= THE EXERCISE =
Return the entries below in their exact form, leaving the pictures out.

Records from a data collection:
------------------------------------

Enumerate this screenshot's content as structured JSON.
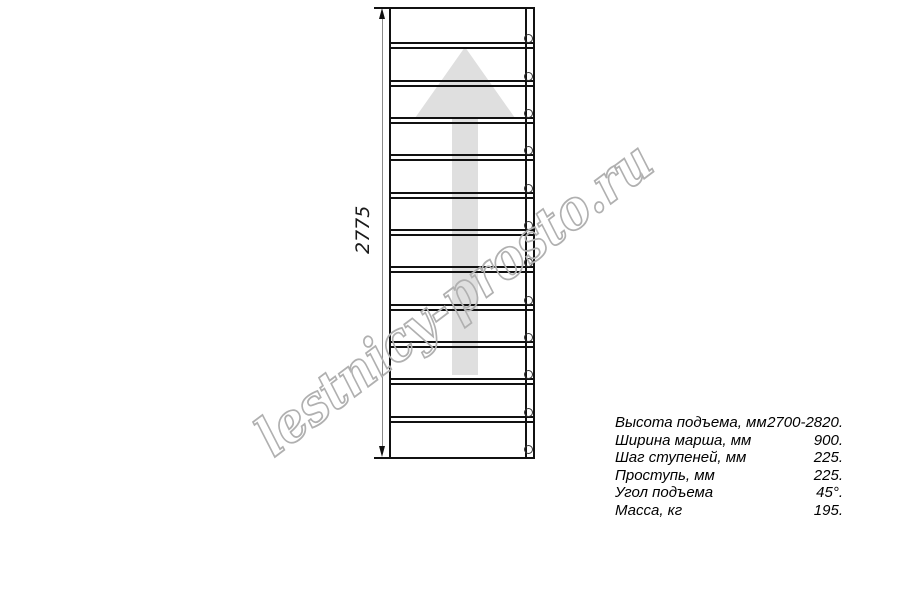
{
  "page": {
    "background": "#ffffff"
  },
  "diagram": {
    "type": "staircase-plan-top-view",
    "dimension_label": "2775",
    "tread_count": 12,
    "fastener_count": 12,
    "direction_arrow": "up",
    "colors": {
      "line": "#111111",
      "arrow_fill": "#dfdfdf",
      "dimension_line": "#8a8a8a",
      "watermark_outline": "#b0b0b0"
    }
  },
  "watermark": {
    "text": "lestnicy-prosto.ru"
  },
  "specs": {
    "rows": [
      {
        "label": "Высота подъема, мм",
        "value": "2700-2820."
      },
      {
        "label": "Ширина марша, мм",
        "value": "900."
      },
      {
        "label": "Шаг ступеней, мм",
        "value": "225."
      },
      {
        "label": "Проступь, мм",
        "value": "225."
      },
      {
        "label": "Угол подъема",
        "value": "45°."
      },
      {
        "label": "Масса, кг",
        "value": "195."
      }
    ]
  }
}
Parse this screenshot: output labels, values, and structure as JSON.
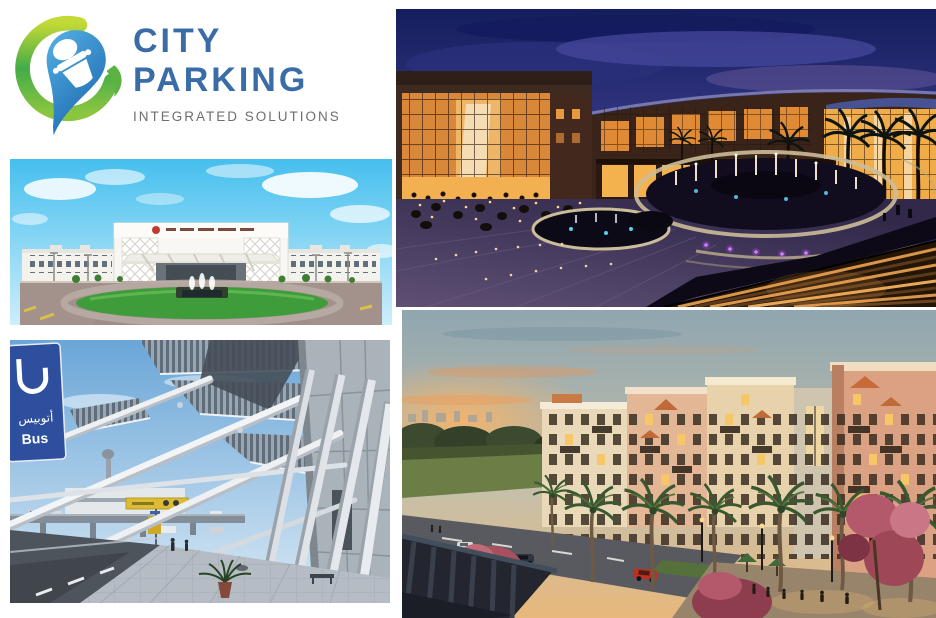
{
  "page": {
    "background": "#ffffff"
  },
  "logo": {
    "name_line1": "CITY",
    "name_line2": "PARKING",
    "tagline": "INTEGRATED SOLUTIONS",
    "name_color": "#3a6da8",
    "tagline_color": "#6d6e71",
    "swoosh_yellow_green": "#c3d935",
    "swoosh_green": "#2f9e4e",
    "pin_blue_light": "#55b0e4",
    "pin_blue_dark": "#1a66ad",
    "icon": "car-location-pin-icon"
  },
  "photos": {
    "mall": {
      "alt": "Shopping mall courtyard with illuminated fountain plaza at dusk"
    },
    "hospital": {
      "alt": "White hospital building with entrance canopy, roundabout lawn and fountain under blue sky"
    },
    "airport": {
      "alt": "Airport terminal curbside with white canopy structure, blue bus sign and tiled walkway"
    },
    "residential": {
      "alt": "Mediterranean-style apartment buildings with palm trees and street at sunset"
    },
    "airport_bus_sign": {
      "arabic": "أتوبيس",
      "english": "Bus"
    }
  }
}
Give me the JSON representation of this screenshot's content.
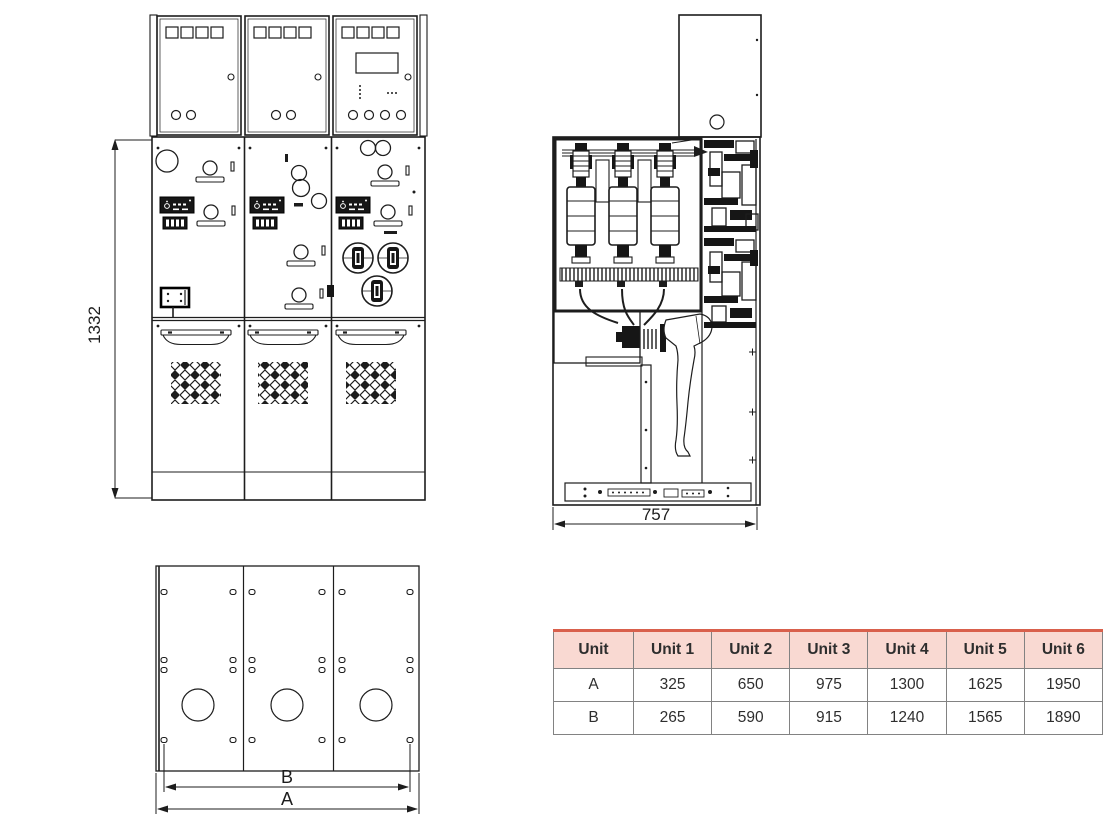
{
  "page": {
    "background": "#ffffff",
    "line_color": "#1d1d1d"
  },
  "drawing": {
    "front_view": {
      "description": "front elevation of 3-panel switchgear",
      "height_dim": "1332"
    },
    "side_view": {
      "description": "side section of switchgear",
      "width_dim": "757"
    },
    "bottom_view": {
      "description": "base plan with cable entries",
      "dim_inner": "B",
      "dim_outer": "A"
    }
  },
  "dims": {
    "front_height": "1332",
    "side_width": "757",
    "bottom_inner": "B",
    "bottom_outer": "A"
  },
  "table": {
    "accent_top_color": "#d9604c",
    "header_bg": "#f9d9d2",
    "border_color": "#828282",
    "columns": [
      "Unit",
      "Unit 1",
      "Unit 2",
      "Unit 3",
      "Unit 4",
      "Unit 5",
      "Unit 6"
    ],
    "rows": [
      {
        "label": "A",
        "values": [
          "325",
          "650",
          "975",
          "1300",
          "1625",
          "1950"
        ]
      },
      {
        "label": "B",
        "values": [
          "265",
          "590",
          "915",
          "1240",
          "1565",
          "1890"
        ]
      }
    ]
  },
  "chart_data": {
    "type": "table",
    "title": "Switchgear width per number of units",
    "columns": [
      "Unit",
      "Unit 1",
      "Unit 2",
      "Unit 3",
      "Unit 4",
      "Unit 5",
      "Unit 6"
    ],
    "series": [
      {
        "name": "A",
        "values": [
          325,
          650,
          975,
          1300,
          1625,
          1950
        ]
      },
      {
        "name": "B",
        "values": [
          265,
          590,
          915,
          1240,
          1565,
          1890
        ]
      }
    ]
  }
}
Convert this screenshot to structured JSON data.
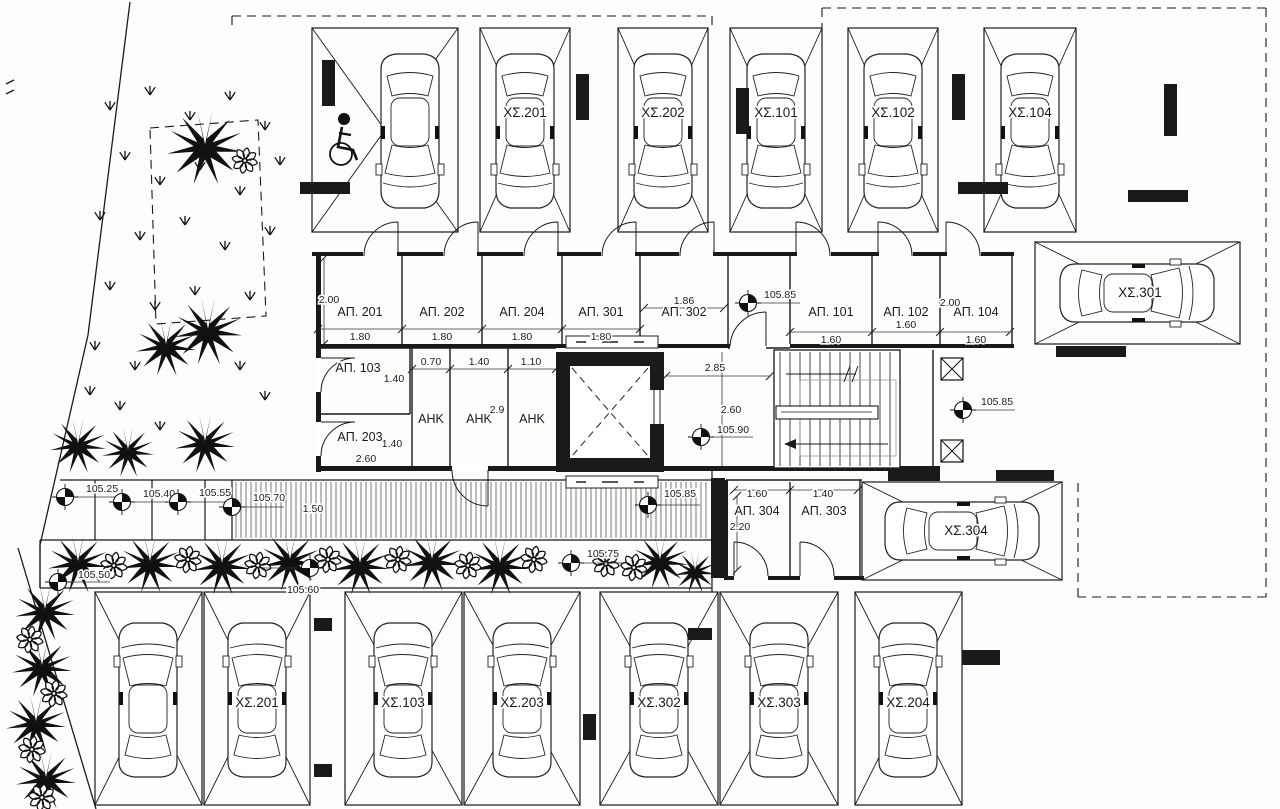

------------------------------------

= RESULT BELOW =
Enumerate this screenshot's content as structured JSON.
{
  "page": {
    "background": "#ffffff"
  },
  "diagram": {
    "type": "staircase-plan-top-view",
    "dimension_label": "2775",
    "tread_count": 12,
    "fastener_count": 12,
    "direction_arrow": "up",
    "colors": {
      "line": "#111111",
      "arrow_fill": "#dfdfdf",
      "dimension_line": "#8a8a8a",
      "watermark_outline": "#b0b0b0"
    }
  },
  "watermark": {
    "text": "lestnicy-prosto.ru"
  },
  "specs": {
    "rows": [
      {
        "label": "Высота подъема, мм",
        "value": "2700-2820."
      },
      {
        "label": "Ширина марша, мм",
        "value": "900."
      },
      {
        "label": "Шаг ступеней, мм",
        "value": "225."
      },
      {
        "label": "Проступь, мм",
        "value": "225."
      },
      {
        "label": "Угол подъема",
        "value": "45°."
      },
      {
        "label": "Масса, кг",
        "value": "195."
      }
    ]
  }
}
Parse this screenshot: output labels, values, and structure as JSON.
{
  "page": {
    "background": "#ffffff"
  },
  "logo": {
    "name_line1": "CITY",
    "name_line2": "PARKING",
    "tagline": "INTEGRATED SOLUTIONS",
    "name_color": "#3a6da8",
    "tagline_color": "#6d6e71",
    "swoosh_yellow_green": "#c3d935",
    "swoosh_green": "#2f9e4e",
    "pin_blue_light": "#55b0e4",
    "pin_blue_dark": "#1a66ad",
    "icon": "car-location-pin-icon"
  },
  "photos": {
    "mall": {
      "alt": "Shopping mall courtyard with illuminated fountain plaza at dusk"
    },
    "hospital": {
      "alt": "White hospital building with entrance canopy, roundabout lawn and fountain under blue sky"
    },
    "airport": {
      "alt": "Airport terminal curbside with white canopy structure, blue bus sign and tiled walkway"
    },
    "residential": {
      "alt": "Mediterranean-style apartment buildings with palm trees and street at sunset"
    },
    "airport_bus_sign": {
      "arabic": "أتوبيس",
      "english": "Bus"
    }
  }
}
Give me the JSON representation of this screenshot's content.
{
  "page": {
    "background": "#ffffff",
    "line_color": "#1d1d1d"
  },
  "drawing": {
    "front_view": {
      "description": "front elevation of 3-panel switchgear",
      "height_dim": "1332"
    },
    "side_view": {
      "description": "side section of switchgear",
      "width_dim": "757"
    },
    "bottom_view": {
      "description": "base plan with cable entries",
      "dim_inner": "B",
      "dim_outer": "A"
    }
  },
  "dims": {
    "front_height": "1332",
    "side_width": "757",
    "bottom_inner": "B",
    "bottom_outer": "A"
  },
  "table": {
    "accent_top_color": "#d9604c",
    "header_bg": "#f9d9d2",
    "border_color": "#828282",
    "columns": [
      "Unit",
      "Unit 1",
      "Unit 2",
      "Unit 3",
      "Unit 4",
      "Unit 5",
      "Unit 6"
    ],
    "rows": [
      {
        "label": "A",
        "values": [
          "325",
          "650",
          "975",
          "1300",
          "1625",
          "1950"
        ]
      },
      {
        "label": "B",
        "values": [
          "265",
          "590",
          "915",
          "1240",
          "1565",
          "1890"
        ]
      }
    ]
  },
  "chart_data": {
    "type": "table",
    "title": "Switchgear width per number of units",
    "columns": [
      "Unit",
      "Unit 1",
      "Unit 2",
      "Unit 3",
      "Unit 4",
      "Unit 5",
      "Unit 6"
    ],
    "series": [
      {
        "name": "A",
        "values": [
          325,
          650,
          975,
          1300,
          1625,
          1950
        ]
      },
      {
        "name": "B",
        "values": [
          265,
          590,
          915,
          1240,
          1565,
          1890
        ]
      }
    ]
  }
}
Convert this screenshot to structured JSON data.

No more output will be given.